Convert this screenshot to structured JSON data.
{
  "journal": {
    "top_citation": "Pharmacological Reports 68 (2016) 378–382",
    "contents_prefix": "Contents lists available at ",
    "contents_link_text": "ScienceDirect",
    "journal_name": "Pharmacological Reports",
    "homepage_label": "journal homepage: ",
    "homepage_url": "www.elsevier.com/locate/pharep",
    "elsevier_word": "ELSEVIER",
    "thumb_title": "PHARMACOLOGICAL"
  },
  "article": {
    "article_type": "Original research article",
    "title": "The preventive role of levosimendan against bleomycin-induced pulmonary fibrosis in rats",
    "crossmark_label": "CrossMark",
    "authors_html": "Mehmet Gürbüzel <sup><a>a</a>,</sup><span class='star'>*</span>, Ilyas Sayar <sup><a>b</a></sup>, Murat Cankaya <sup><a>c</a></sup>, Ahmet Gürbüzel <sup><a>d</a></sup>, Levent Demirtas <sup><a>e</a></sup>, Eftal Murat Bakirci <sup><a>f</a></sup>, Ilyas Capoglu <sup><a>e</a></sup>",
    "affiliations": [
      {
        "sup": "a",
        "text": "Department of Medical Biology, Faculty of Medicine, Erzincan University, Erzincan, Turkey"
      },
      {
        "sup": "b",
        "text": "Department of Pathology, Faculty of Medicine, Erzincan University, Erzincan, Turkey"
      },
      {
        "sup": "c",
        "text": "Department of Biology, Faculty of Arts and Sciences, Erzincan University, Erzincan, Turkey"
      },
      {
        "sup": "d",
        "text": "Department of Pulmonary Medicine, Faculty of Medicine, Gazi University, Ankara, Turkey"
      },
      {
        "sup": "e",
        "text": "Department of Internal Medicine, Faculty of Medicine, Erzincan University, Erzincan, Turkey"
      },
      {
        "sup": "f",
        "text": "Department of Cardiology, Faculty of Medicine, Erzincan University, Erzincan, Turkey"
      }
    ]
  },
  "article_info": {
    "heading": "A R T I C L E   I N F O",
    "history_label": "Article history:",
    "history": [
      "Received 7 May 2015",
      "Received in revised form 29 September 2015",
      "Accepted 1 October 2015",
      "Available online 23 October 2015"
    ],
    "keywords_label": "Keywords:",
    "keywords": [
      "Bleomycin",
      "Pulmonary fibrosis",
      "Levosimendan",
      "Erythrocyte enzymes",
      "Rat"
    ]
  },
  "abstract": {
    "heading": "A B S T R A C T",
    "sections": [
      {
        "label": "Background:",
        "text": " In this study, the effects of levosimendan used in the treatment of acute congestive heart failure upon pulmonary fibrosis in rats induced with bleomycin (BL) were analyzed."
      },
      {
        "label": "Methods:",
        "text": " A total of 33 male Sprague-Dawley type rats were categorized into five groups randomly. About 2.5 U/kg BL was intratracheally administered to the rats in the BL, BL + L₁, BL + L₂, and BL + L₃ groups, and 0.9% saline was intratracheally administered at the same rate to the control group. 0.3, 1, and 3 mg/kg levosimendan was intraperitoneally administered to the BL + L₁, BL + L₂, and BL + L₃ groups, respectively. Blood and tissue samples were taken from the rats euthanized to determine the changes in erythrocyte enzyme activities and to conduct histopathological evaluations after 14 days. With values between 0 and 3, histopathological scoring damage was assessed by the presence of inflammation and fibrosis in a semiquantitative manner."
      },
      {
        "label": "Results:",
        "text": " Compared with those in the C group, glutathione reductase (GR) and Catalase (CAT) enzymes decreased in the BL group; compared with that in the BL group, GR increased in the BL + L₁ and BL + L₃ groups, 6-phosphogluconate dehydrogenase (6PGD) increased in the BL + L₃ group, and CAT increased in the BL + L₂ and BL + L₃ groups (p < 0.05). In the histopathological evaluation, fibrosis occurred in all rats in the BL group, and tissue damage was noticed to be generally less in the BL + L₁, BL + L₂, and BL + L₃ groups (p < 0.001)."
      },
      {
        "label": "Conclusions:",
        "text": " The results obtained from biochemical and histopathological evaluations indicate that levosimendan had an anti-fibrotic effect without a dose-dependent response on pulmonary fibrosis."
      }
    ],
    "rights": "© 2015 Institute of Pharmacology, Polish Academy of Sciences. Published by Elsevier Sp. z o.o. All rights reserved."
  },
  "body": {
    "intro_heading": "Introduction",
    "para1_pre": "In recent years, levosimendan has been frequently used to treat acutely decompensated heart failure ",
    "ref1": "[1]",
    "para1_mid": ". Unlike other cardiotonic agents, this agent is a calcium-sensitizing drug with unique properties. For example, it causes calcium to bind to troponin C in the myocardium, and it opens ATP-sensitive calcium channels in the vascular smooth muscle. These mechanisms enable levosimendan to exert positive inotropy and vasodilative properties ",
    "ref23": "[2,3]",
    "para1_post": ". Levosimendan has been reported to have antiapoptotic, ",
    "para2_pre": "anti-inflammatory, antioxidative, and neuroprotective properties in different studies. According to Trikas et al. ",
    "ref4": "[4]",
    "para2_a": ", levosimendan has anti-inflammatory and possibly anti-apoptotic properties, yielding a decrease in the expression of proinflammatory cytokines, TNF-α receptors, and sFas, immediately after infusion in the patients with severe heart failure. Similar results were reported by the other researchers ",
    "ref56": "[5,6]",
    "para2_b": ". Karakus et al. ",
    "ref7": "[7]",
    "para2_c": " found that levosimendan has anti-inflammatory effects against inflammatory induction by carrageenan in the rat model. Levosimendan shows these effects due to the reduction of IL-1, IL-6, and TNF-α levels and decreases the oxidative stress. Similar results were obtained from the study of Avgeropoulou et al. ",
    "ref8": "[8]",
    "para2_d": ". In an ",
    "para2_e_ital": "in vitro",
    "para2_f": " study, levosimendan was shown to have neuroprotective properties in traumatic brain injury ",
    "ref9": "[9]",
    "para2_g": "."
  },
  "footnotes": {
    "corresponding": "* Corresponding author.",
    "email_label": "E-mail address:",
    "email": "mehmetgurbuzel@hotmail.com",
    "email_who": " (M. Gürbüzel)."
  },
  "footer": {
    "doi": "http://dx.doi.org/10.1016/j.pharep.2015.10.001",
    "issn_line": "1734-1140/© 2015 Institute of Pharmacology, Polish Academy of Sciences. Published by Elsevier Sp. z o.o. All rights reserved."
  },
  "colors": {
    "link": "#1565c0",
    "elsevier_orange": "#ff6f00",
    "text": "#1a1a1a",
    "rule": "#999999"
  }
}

# Action item
An exact number is called for here: how many lines across the records contain the word "Received". Nothing else belongs in the answer.

# Result
2